### Objective
Separate out the lines that hold "Crime".

### Provided records
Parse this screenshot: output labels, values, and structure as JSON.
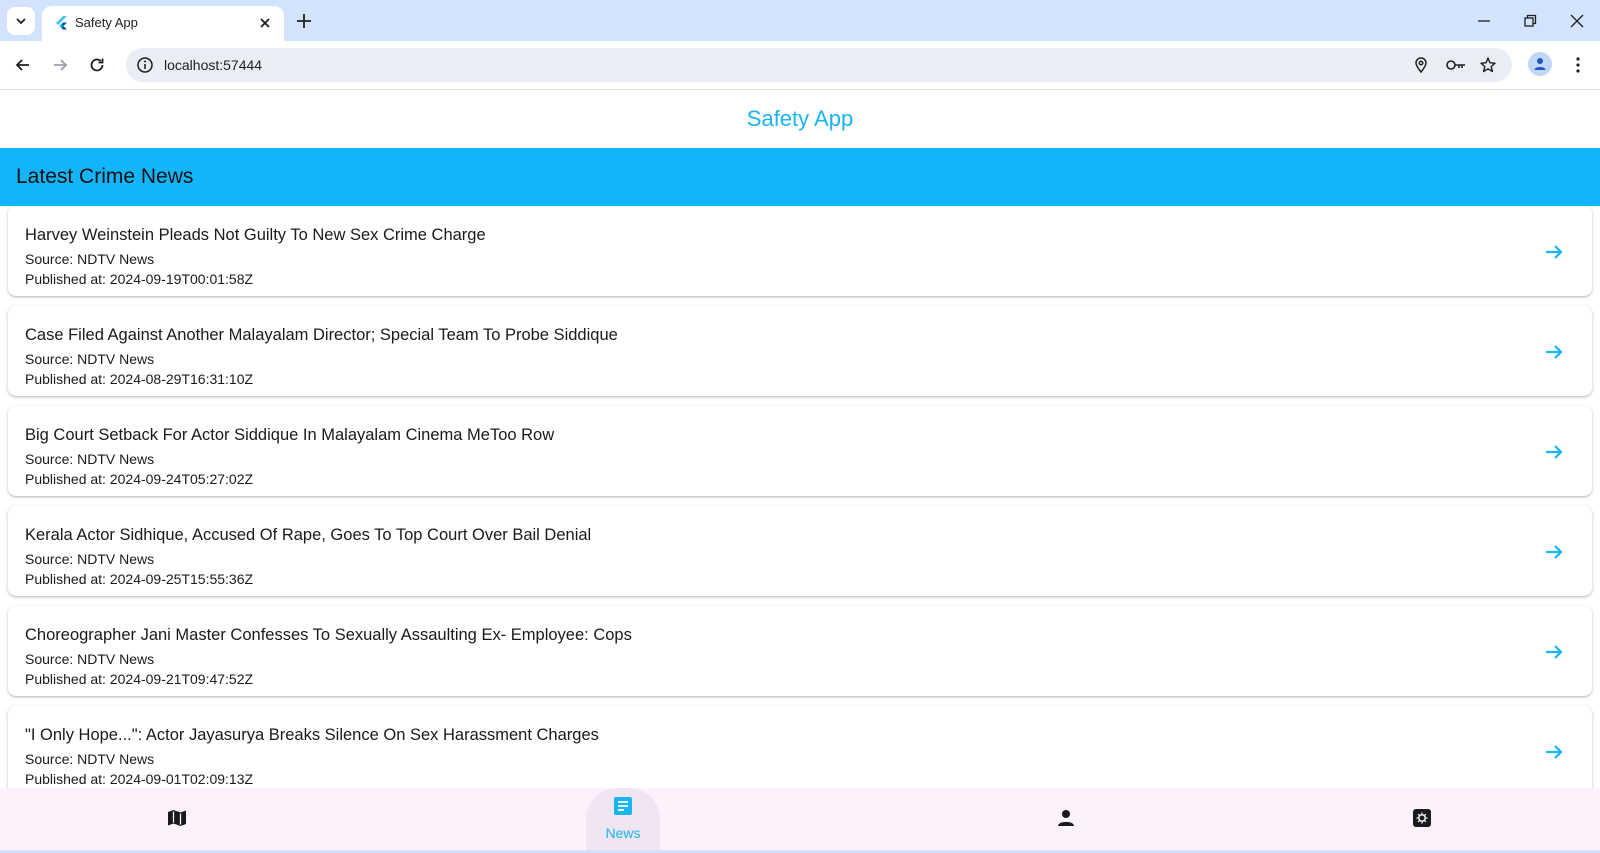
{
  "browser": {
    "tab_title": "Safety App",
    "url": "localhost:57444"
  },
  "app": {
    "title": "Safety App",
    "section_title": "Latest Crime News",
    "accent_color": "#12b5f9"
  },
  "news": [
    {
      "headline": "Harvey Weinstein Pleads Not Guilty To New Sex Crime Charge",
      "source": "Source: NDTV News",
      "published": "Published at: 2024-09-19T00:01:58Z"
    },
    {
      "headline": "Case Filed Against Another Malayalam Director; Special Team To Probe Siddique",
      "source": "Source: NDTV News",
      "published": "Published at: 2024-08-29T16:31:10Z"
    },
    {
      "headline": "Big Court Setback For Actor Siddique In Malayalam Cinema MeToo Row",
      "source": "Source: NDTV News",
      "published": "Published at: 2024-09-24T05:27:02Z"
    },
    {
      "headline": "Kerala Actor Sidhique, Accused Of Rape, Goes To Top Court Over Bail Denial",
      "source": "Source: NDTV News",
      "published": "Published at: 2024-09-25T15:55:36Z"
    },
    {
      "headline": "Choreographer Jani Master Confesses To Sexually Assaulting Ex- Employee: Cops",
      "source": "Source: NDTV News",
      "published": "Published at: 2024-09-21T09:47:52Z"
    },
    {
      "headline": "\"I Only Hope...\": Actor Jayasurya Breaks Silence On Sex Harassment Charges",
      "source": "Source: NDTV News",
      "published": "Published at: 2024-09-01T02:09:13Z"
    }
  ],
  "bottom_nav": {
    "items": [
      {
        "icon": "map-icon"
      },
      {
        "icon": "news-icon",
        "label": "News",
        "active": true
      },
      {
        "icon": "person-icon"
      },
      {
        "icon": "camera-icon"
      }
    ]
  }
}
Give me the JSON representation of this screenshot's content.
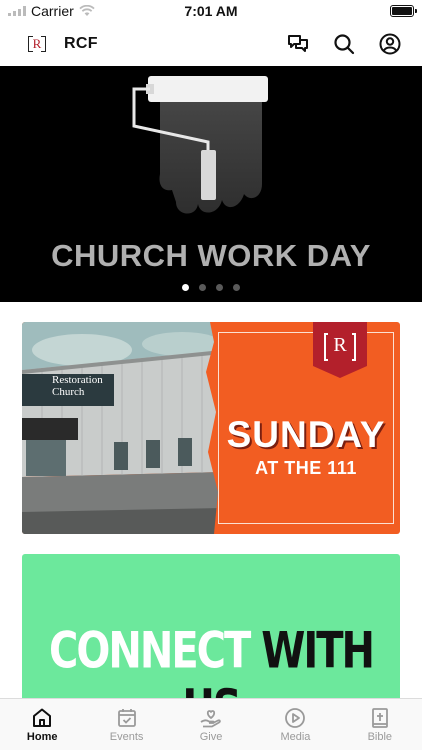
{
  "status_bar": {
    "carrier": "Carrier",
    "time": "7:01 AM"
  },
  "header": {
    "logo_text": "R",
    "title": "RCF"
  },
  "hero": {
    "title": "CHURCH WORK DAY",
    "slide_count": 4,
    "active_slide": 1
  },
  "card_sunday": {
    "sign_line1": "Restoration",
    "sign_line2": "Church",
    "badge_text": "R",
    "headline": "SUNDAY",
    "subline": "AT THE 111"
  },
  "card_connect": {
    "word1": "CONNECT",
    "word2": "WITH US"
  },
  "tabs": [
    {
      "label": "Home",
      "icon": "home-icon",
      "active": true
    },
    {
      "label": "Events",
      "icon": "calendar-icon",
      "active": false
    },
    {
      "label": "Give",
      "icon": "give-icon",
      "active": false
    },
    {
      "label": "Media",
      "icon": "play-icon",
      "active": false
    },
    {
      "label": "Bible",
      "icon": "bible-icon",
      "active": false
    }
  ],
  "colors": {
    "hero_bg": "#000000",
    "sunday_orange": "#f25d22",
    "connect_green": "#6ce89c",
    "logo_red": "#b3202b"
  }
}
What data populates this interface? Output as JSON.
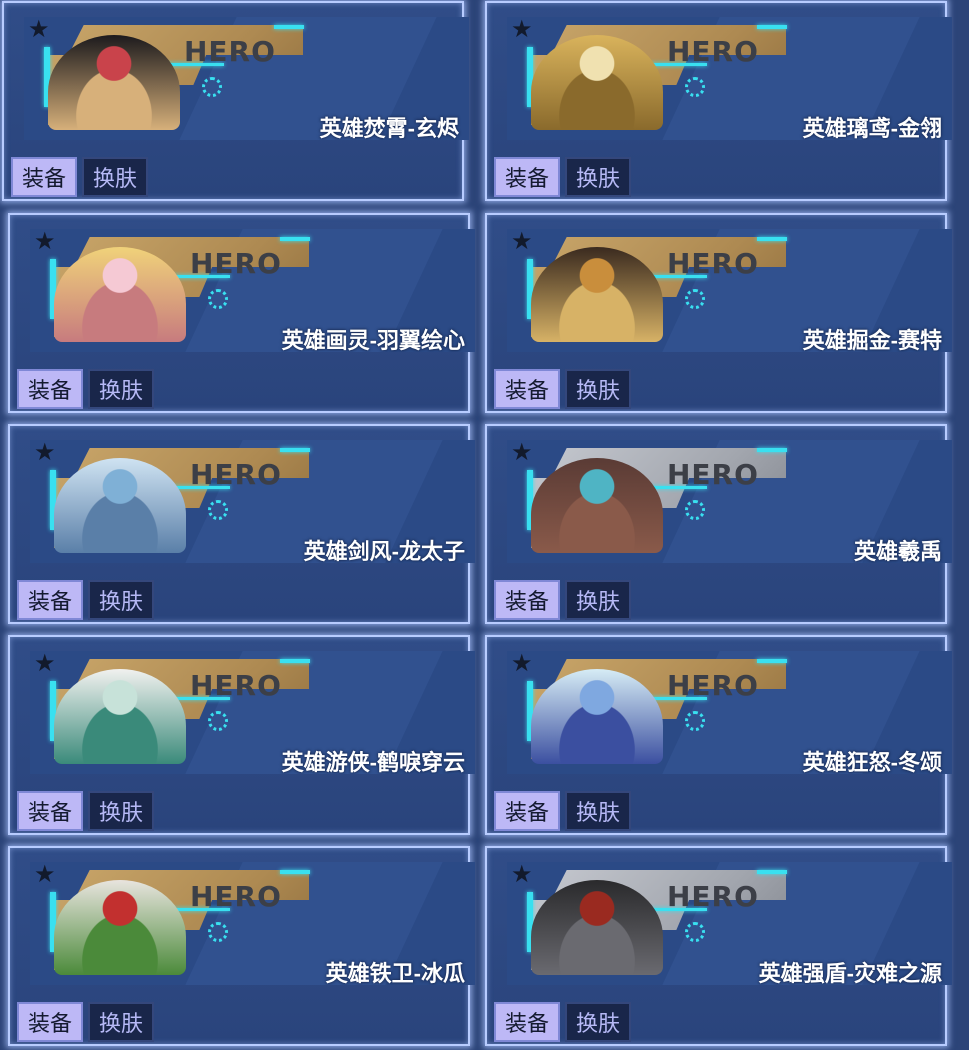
{
  "hero_cards": [
    {
      "name": "英雄焚霄-玄烬",
      "hero_word": "HERO",
      "equip_label": "装备",
      "skin_label": "换肤",
      "plate_color": "gold",
      "portrait_colors": [
        "#1c1a1d",
        "#c9434b",
        "#d7b07a"
      ]
    },
    {
      "name": "英雄璃鸢-金翎",
      "hero_word": "HERO",
      "equip_label": "装备",
      "skin_label": "换肤",
      "plate_color": "gold",
      "portrait_colors": [
        "#d9b35c",
        "#f0e1b0",
        "#8a6a2c"
      ]
    },
    {
      "name": "英雄画灵-羽翼绘心",
      "hero_word": "HERO",
      "equip_label": "装备",
      "skin_label": "换肤",
      "plate_color": "gold",
      "portrait_colors": [
        "#f0d27a",
        "#f5c9d4",
        "#c77b7e"
      ]
    },
    {
      "name": "英雄掘金-赛特",
      "hero_word": "HERO",
      "equip_label": "装备",
      "skin_label": "换肤",
      "plate_color": "gold",
      "portrait_colors": [
        "#3a2a1f",
        "#c98e3c",
        "#d7b266"
      ]
    },
    {
      "name": "英雄剑风-龙太子",
      "hero_word": "HERO",
      "equip_label": "装备",
      "skin_label": "换肤",
      "plate_color": "gold",
      "portrait_colors": [
        "#cfe3f2",
        "#7fb0d6",
        "#5a7fa8"
      ]
    },
    {
      "name": "英雄羲禹",
      "hero_word": "HERO",
      "equip_label": "装备",
      "skin_label": "换肤",
      "plate_color": "gray",
      "portrait_colors": [
        "#5a3b35",
        "#4fb4c4",
        "#8a5a4a"
      ]
    },
    {
      "name": "英雄游侠-鹤唳穿云",
      "hero_word": "HERO",
      "equip_label": "装备",
      "skin_label": "换肤",
      "plate_color": "gold",
      "portrait_colors": [
        "#f1f1ef",
        "#c7e2d9",
        "#3a8a7a"
      ]
    },
    {
      "name": "英雄狂怒-冬颂",
      "hero_word": "HERO",
      "equip_label": "装备",
      "skin_label": "换肤",
      "plate_color": "gold",
      "portrait_colors": [
        "#d6ecf5",
        "#7fa8e0",
        "#3b4fa0"
      ]
    },
    {
      "name": "英雄铁卫-冰瓜",
      "hero_word": "HERO",
      "equip_label": "装备",
      "skin_label": "换肤",
      "plate_color": "gold",
      "portrait_colors": [
        "#e8e4de",
        "#c2302f",
        "#4b8a3a"
      ]
    },
    {
      "name": "英雄强盾-灾难之源",
      "hero_word": "HERO",
      "equip_label": "装备",
      "skin_label": "换肤",
      "plate_color": "gray",
      "portrait_colors": [
        "#2a2a2c",
        "#9a2a20",
        "#6a6a70"
      ]
    }
  ]
}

### Result for this task
    "section_title": "Latest Crime News",
      "headline": "Harvey Weinstein Pleads Not Guilty To New Sex Crime Charge",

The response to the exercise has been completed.